_Written instruction_: Go through the records and give each one again exactly.

_Data to use_:
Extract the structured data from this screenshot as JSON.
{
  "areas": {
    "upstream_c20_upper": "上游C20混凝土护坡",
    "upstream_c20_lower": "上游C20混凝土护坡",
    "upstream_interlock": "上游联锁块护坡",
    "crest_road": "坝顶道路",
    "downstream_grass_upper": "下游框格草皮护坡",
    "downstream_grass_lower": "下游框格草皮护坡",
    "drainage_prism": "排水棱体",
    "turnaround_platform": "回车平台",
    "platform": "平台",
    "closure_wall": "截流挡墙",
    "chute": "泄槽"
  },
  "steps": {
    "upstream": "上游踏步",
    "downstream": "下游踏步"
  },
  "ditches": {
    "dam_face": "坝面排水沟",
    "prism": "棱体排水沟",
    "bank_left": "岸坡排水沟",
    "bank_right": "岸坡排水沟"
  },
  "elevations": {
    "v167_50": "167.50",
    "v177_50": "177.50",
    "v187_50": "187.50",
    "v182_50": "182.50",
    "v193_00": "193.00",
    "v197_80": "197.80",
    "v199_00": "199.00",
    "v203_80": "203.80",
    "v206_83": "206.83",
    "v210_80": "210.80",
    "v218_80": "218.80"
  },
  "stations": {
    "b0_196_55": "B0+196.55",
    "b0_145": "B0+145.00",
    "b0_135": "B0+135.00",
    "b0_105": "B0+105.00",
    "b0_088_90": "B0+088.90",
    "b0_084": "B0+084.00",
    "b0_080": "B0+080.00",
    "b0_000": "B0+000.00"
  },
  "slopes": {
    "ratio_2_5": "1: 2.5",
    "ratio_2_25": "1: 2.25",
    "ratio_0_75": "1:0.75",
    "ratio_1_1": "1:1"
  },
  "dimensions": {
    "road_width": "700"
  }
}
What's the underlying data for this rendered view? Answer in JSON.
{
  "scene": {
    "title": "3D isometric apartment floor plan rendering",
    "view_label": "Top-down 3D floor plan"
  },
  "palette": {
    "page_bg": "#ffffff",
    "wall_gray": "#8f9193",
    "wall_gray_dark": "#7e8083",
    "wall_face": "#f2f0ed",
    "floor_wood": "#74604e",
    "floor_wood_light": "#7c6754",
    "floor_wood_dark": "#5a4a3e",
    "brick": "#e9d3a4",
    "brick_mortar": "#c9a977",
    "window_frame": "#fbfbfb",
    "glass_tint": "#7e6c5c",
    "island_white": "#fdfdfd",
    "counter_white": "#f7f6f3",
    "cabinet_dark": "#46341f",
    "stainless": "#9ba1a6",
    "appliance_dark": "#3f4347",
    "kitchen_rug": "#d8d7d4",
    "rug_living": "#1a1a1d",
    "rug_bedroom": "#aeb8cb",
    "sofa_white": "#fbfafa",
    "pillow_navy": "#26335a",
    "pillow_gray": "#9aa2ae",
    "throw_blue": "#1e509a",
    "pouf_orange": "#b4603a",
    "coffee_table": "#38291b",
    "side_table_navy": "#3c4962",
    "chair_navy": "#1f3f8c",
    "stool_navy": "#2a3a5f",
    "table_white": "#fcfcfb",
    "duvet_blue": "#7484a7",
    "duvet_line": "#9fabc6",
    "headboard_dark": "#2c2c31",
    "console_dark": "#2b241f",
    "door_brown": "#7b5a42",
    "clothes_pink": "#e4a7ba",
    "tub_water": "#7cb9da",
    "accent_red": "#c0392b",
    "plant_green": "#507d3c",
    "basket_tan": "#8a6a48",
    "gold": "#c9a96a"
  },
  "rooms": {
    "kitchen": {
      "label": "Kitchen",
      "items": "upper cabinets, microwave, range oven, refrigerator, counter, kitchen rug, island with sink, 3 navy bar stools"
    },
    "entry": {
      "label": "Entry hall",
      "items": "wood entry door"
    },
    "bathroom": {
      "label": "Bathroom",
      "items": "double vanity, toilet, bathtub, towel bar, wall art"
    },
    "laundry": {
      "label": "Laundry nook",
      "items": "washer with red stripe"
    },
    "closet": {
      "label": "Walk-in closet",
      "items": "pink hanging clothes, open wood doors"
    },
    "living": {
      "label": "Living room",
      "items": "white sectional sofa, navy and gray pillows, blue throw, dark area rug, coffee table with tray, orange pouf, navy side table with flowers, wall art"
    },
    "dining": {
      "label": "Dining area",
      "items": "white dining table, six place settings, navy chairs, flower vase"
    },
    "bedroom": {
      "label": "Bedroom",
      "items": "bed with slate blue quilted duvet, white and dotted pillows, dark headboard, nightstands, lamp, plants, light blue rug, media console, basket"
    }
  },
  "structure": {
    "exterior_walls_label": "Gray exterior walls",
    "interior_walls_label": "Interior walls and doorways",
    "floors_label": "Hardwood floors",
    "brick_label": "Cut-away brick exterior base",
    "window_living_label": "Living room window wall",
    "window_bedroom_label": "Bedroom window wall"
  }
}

_The output_:
Extract the structured data from this screenshot as JSON.
{
  "areas": {
    "upstream_c20_upper": "上游C20混凝土护坡",
    "upstream_c20_lower": "上游C20混凝土护坡",
    "upstream_interlock": "上游联锁块护坡",
    "crest_road": "坝顶道路",
    "downstream_grass_upper": "下游框格草皮护坡",
    "downstream_grass_lower": "下游框格草皮护坡",
    "drainage_prism": "排水棱体",
    "turnaround_platform": "回车平台",
    "platform": "平台",
    "closure_wall": "截流挡墙",
    "chute": "泄槽"
  },
  "steps": {
    "upstream": "上游踏步",
    "downstream": "下游踏步"
  },
  "ditches": {
    "dam_face": "坝面排水沟",
    "prism": "棱体排水沟",
    "bank_left": "岸坡排水沟",
    "bank_right": "岸坡排水沟"
  },
  "elevations": {
    "v167_50": "167.50",
    "v177_50": "177.50",
    "v187_50": "187.50",
    "v182_50": "182.50",
    "v193_00": "193.00",
    "v197_80": "197.80",
    "v199_00": "199.00",
    "v203_80": "203.80",
    "v206_83": "206.83",
    "v210_80": "210.80",
    "v218_80": "218.80"
  },
  "stations": {
    "b0_196_55": "B0+196.55",
    "b0_145": "B0+145.00",
    "b0_135": "B0+135.00",
    "b0_105": "B0+105.00",
    "b0_088_90": "B0+088.90",
    "b0_084": "B0+084.00",
    "b0_080": "B0+080.00",
    "b0_000": "B0+000.00"
  },
  "slopes": {
    "ratio_2_5": "1: 2.5",
    "ratio_2_25": "1: 2.25",
    "ratio_0_75": "1:0.75",
    "ratio_1_1": "1:1"
  },
  "dimensions": {
    "road_width": "700"
  }
}
What's the underlying data for this rendered view? Answer in JSON.
{
  "scene": {
    "title": "3D isometric apartment floor plan rendering",
    "view_label": "Top-down 3D floor plan"
  },
  "palette": {
    "page_bg": "#ffffff",
    "wall_gray": "#8f9193",
    "wall_gray_dark": "#7e8083",
    "wall_face": "#f2f0ed",
    "floor_wood": "#74604e",
    "floor_wood_light": "#7c6754",
    "floor_wood_dark": "#5a4a3e",
    "brick": "#e9d3a4",
    "brick_mortar": "#c9a977",
    "window_frame": "#fbfbfb",
    "glass_tint": "#7e6c5c",
    "island_white": "#fdfdfd",
    "counter_white": "#f7f6f3",
    "cabinet_dark": "#46341f",
    "stainless": "#9ba1a6",
    "appliance_dark": "#3f4347",
    "kitchen_rug": "#d8d7d4",
    "rug_living": "#1a1a1d",
    "rug_bedroom": "#aeb8cb",
    "sofa_white": "#fbfafa",
    "pillow_navy": "#26335a",
    "pillow_gray": "#9aa2ae",
    "throw_blue": "#1e509a",
    "pouf_orange": "#b4603a",
    "coffee_table": "#38291b",
    "side_table_navy": "#3c4962",
    "chair_navy": "#1f3f8c",
    "stool_navy": "#2a3a5f",
    "table_white": "#fcfcfb",
    "duvet_blue": "#7484a7",
    "duvet_line": "#9fabc6",
    "headboard_dark": "#2c2c31",
    "console_dark": "#2b241f",
    "door_brown": "#7b5a42",
    "clothes_pink": "#e4a7ba",
    "tub_water": "#7cb9da",
    "accent_red": "#c0392b",
    "plant_green": "#507d3c",
    "basket_tan": "#8a6a48",
    "gold": "#c9a96a"
  },
  "rooms": {
    "kitchen": {
      "label": "Kitchen",
      "items": "upper cabinets, microwave, range oven, refrigerator, counter, kitchen rug, island with sink, 3 navy bar stools"
    },
    "entry": {
      "label": "Entry hall",
      "items": "wood entry door"
    },
    "bathroom": {
      "label": "Bathroom",
      "items": "double vanity, toilet, bathtub, towel bar, wall art"
    },
    "laundry": {
      "label": "Laundry nook",
      "items": "washer with red stripe"
    },
    "closet": {
      "label": "Walk-in closet",
      "items": "pink hanging clothes, open wood doors"
    },
    "living": {
      "label": "Living room",
      "items": "white sectional sofa, navy and gray pillows, blue throw, dark area rug, coffee table with tray, orange pouf, navy side table with flowers, wall art"
    },
    "dining": {
      "label": "Dining area",
      "items": "white dining table, six place settings, navy chairs, flower vase"
    },
    "bedroom": {
      "label": "Bedroom",
      "items": "bed with slate blue quilted duvet, white and dotted pillows, dark headboard, nightstands, lamp, plants, light blue rug, media console, basket"
    }
  },
  "structure": {
    "exterior_walls_label": "Gray exterior walls",
    "interior_walls_label": "Interior walls and doorways",
    "floors_label": "Hardwood floors",
    "brick_label": "Cut-away brick exterior base",
    "window_living_label": "Living room window wall",
    "window_bedroom_label": "Bedroom window wall"
  }
}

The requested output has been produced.